* _Records for processing_
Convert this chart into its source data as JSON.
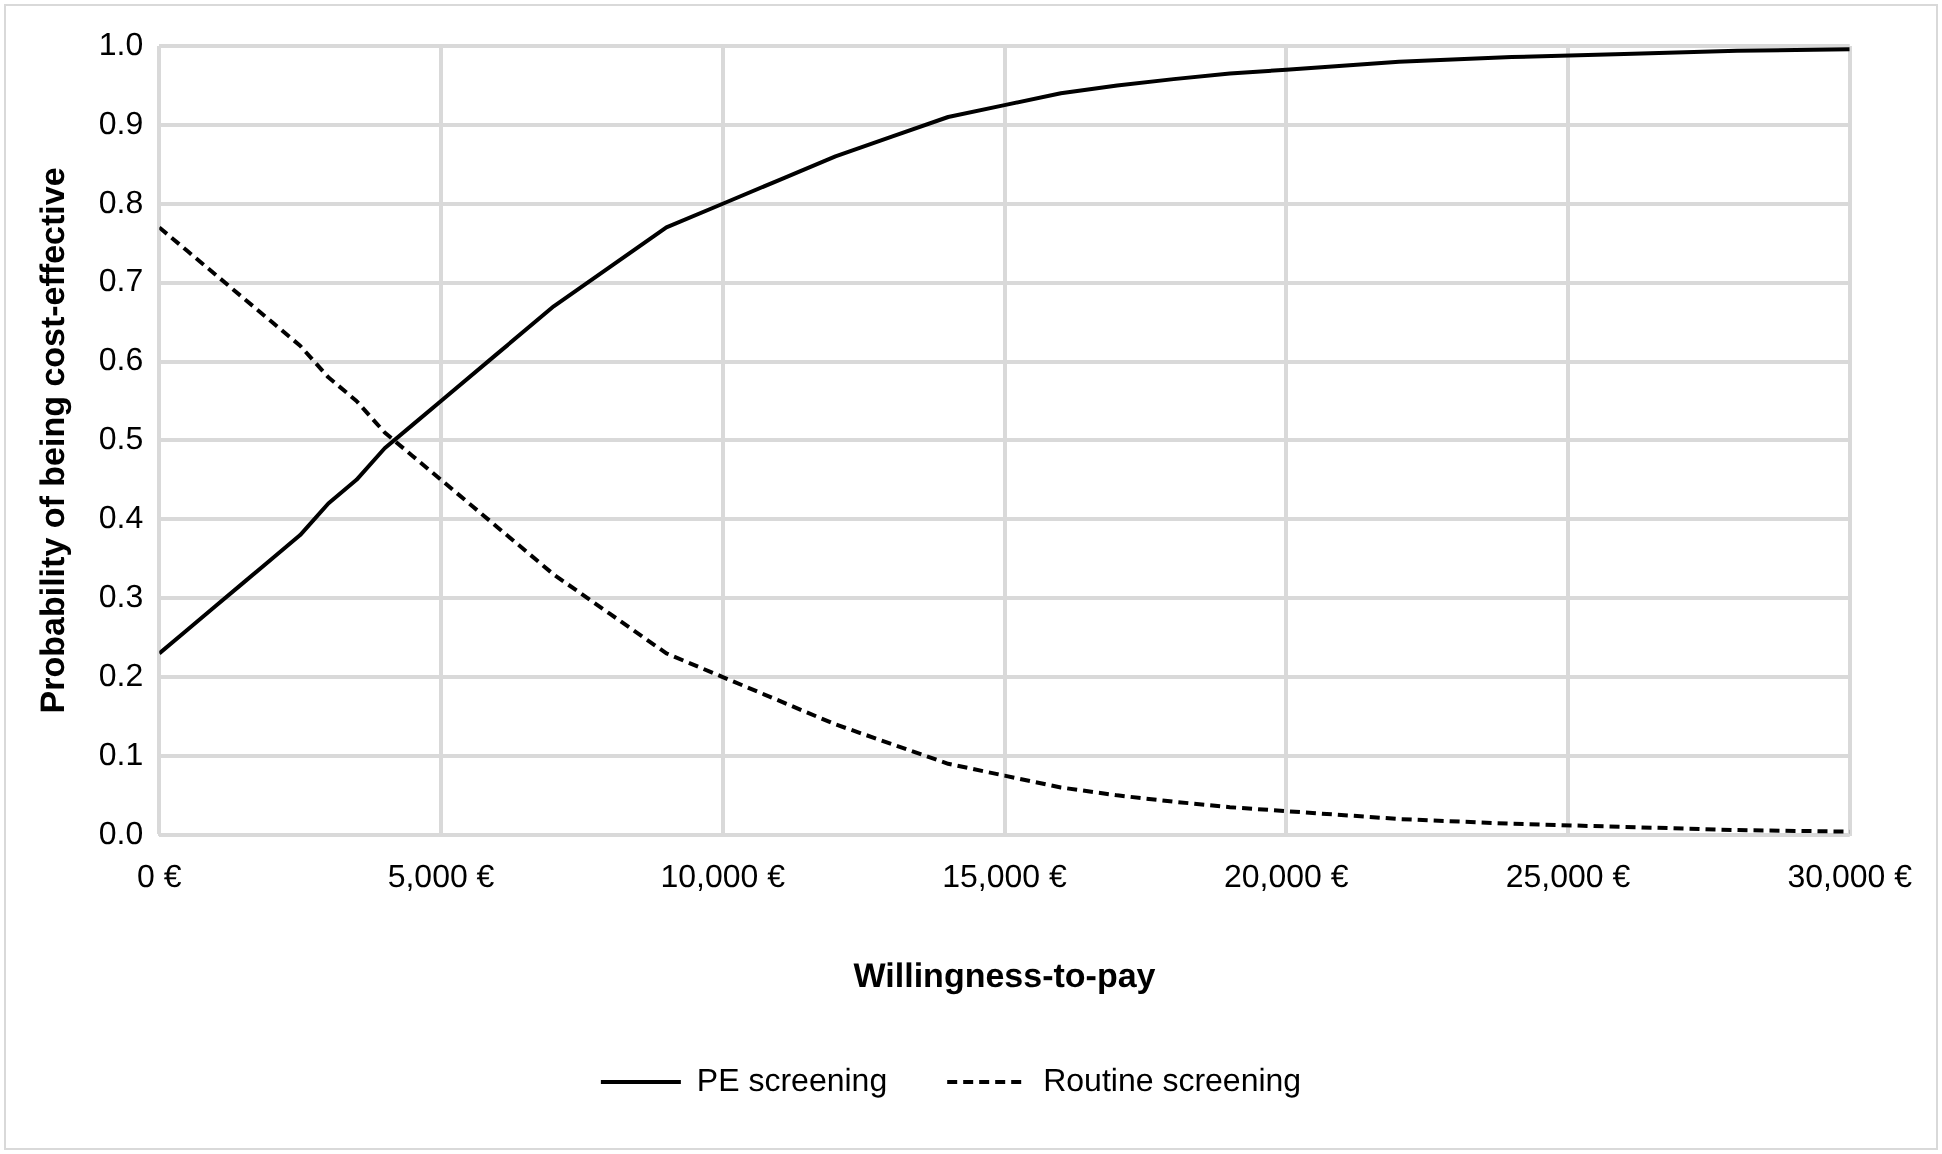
{
  "chart_data": {
    "type": "line",
    "xlabel": "Willingness-to-pay",
    "ylabel": "Probability of being cost-effective",
    "x": [
      0,
      500,
      1000,
      1500,
      2000,
      2500,
      3000,
      3500,
      4000,
      4500,
      5000,
      6000,
      7000,
      8000,
      9000,
      10000,
      11000,
      12000,
      13000,
      14000,
      15000,
      16000,
      17000,
      18000,
      19000,
      20000,
      22000,
      24000,
      26000,
      28000,
      30000
    ],
    "series": [
      {
        "name": "PE screening",
        "color": "#000000",
        "line_style": "solid",
        "values": [
          0.23,
          0.26,
          0.29,
          0.32,
          0.35,
          0.38,
          0.42,
          0.45,
          0.49,
          0.52,
          0.55,
          0.61,
          0.67,
          0.72,
          0.77,
          0.8,
          0.83,
          0.86,
          0.885,
          0.91,
          0.925,
          0.94,
          0.95,
          0.958,
          0.965,
          0.97,
          0.98,
          0.986,
          0.99,
          0.994,
          0.996
        ]
      },
      {
        "name": "Routine screening",
        "color": "#000000",
        "line_style": "dashed",
        "values": [
          0.77,
          0.74,
          0.71,
          0.68,
          0.65,
          0.62,
          0.58,
          0.55,
          0.51,
          0.48,
          0.45,
          0.39,
          0.33,
          0.28,
          0.23,
          0.2,
          0.17,
          0.14,
          0.115,
          0.09,
          0.075,
          0.06,
          0.05,
          0.042,
          0.035,
          0.03,
          0.02,
          0.014,
          0.01,
          0.006,
          0.004
        ]
      }
    ],
    "xlim": [
      0,
      30000
    ],
    "xticks": [
      {
        "value": 0,
        "label": "0 €"
      },
      {
        "value": 5000,
        "label": "5,000 €"
      },
      {
        "value": 10000,
        "label": "10,000 €"
      },
      {
        "value": 15000,
        "label": "15,000 €"
      },
      {
        "value": 20000,
        "label": "20,000 €"
      },
      {
        "value": 25000,
        "label": "25,000 €"
      },
      {
        "value": 30000,
        "label": "30,000 €"
      }
    ],
    "ylim": [
      0,
      1
    ],
    "yticks": [
      {
        "value": 0,
        "label": "0.0"
      },
      {
        "value": 0.1,
        "label": "0.1"
      },
      {
        "value": 0.2,
        "label": "0.2"
      },
      {
        "value": 0.3,
        "label": "0.3"
      },
      {
        "value": 0.4,
        "label": "0.4"
      },
      {
        "value": 0.5,
        "label": "0.5"
      },
      {
        "value": 0.6,
        "label": "0.6"
      },
      {
        "value": 0.7,
        "label": "0.7"
      },
      {
        "value": 0.8,
        "label": "0.8"
      },
      {
        "value": 0.9,
        "label": "0.9"
      },
      {
        "value": 1,
        "label": "1.0"
      }
    ],
    "grid": true,
    "legend": "bottom",
    "marker": "none"
  }
}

* _Aim_
Extract the full listing above verbatim; pictures are to be left out of the copy.

* _Full answer_
Convert this chart into its source data as JSON.
{
  "chart_data": {
    "type": "line",
    "xlabel": "Willingness-to-pay",
    "ylabel": "Probability of being cost-effective",
    "x": [
      0,
      500,
      1000,
      1500,
      2000,
      2500,
      3000,
      3500,
      4000,
      4500,
      5000,
      6000,
      7000,
      8000,
      9000,
      10000,
      11000,
      12000,
      13000,
      14000,
      15000,
      16000,
      17000,
      18000,
      19000,
      20000,
      22000,
      24000,
      26000,
      28000,
      30000
    ],
    "series": [
      {
        "name": "PE screening",
        "color": "#000000",
        "line_style": "solid",
        "values": [
          0.23,
          0.26,
          0.29,
          0.32,
          0.35,
          0.38,
          0.42,
          0.45,
          0.49,
          0.52,
          0.55,
          0.61,
          0.67,
          0.72,
          0.77,
          0.8,
          0.83,
          0.86,
          0.885,
          0.91,
          0.925,
          0.94,
          0.95,
          0.958,
          0.965,
          0.97,
          0.98,
          0.986,
          0.99,
          0.994,
          0.996
        ]
      },
      {
        "name": "Routine screening",
        "color": "#000000",
        "line_style": "dashed",
        "values": [
          0.77,
          0.74,
          0.71,
          0.68,
          0.65,
          0.62,
          0.58,
          0.55,
          0.51,
          0.48,
          0.45,
          0.39,
          0.33,
          0.28,
          0.23,
          0.2,
          0.17,
          0.14,
          0.115,
          0.09,
          0.075,
          0.06,
          0.05,
          0.042,
          0.035,
          0.03,
          0.02,
          0.014,
          0.01,
          0.006,
          0.004
        ]
      }
    ],
    "xlim": [
      0,
      30000
    ],
    "xticks": [
      {
        "value": 0,
        "label": "0 €"
      },
      {
        "value": 5000,
        "label": "5,000 €"
      },
      {
        "value": 10000,
        "label": "10,000 €"
      },
      {
        "value": 15000,
        "label": "15,000 €"
      },
      {
        "value": 20000,
        "label": "20,000 €"
      },
      {
        "value": 25000,
        "label": "25,000 €"
      },
      {
        "value": 30000,
        "label": "30,000 €"
      }
    ],
    "ylim": [
      0,
      1
    ],
    "yticks": [
      {
        "value": 0,
        "label": "0.0"
      },
      {
        "value": 0.1,
        "label": "0.1"
      },
      {
        "value": 0.2,
        "label": "0.2"
      },
      {
        "value": 0.3,
        "label": "0.3"
      },
      {
        "value": 0.4,
        "label": "0.4"
      },
      {
        "value": 0.5,
        "label": "0.5"
      },
      {
        "value": 0.6,
        "label": "0.6"
      },
      {
        "value": 0.7,
        "label": "0.7"
      },
      {
        "value": 0.8,
        "label": "0.8"
      },
      {
        "value": 0.9,
        "label": "0.9"
      },
      {
        "value": 1,
        "label": "1.0"
      }
    ],
    "grid": true,
    "legend": "bottom",
    "marker": "none"
  }
}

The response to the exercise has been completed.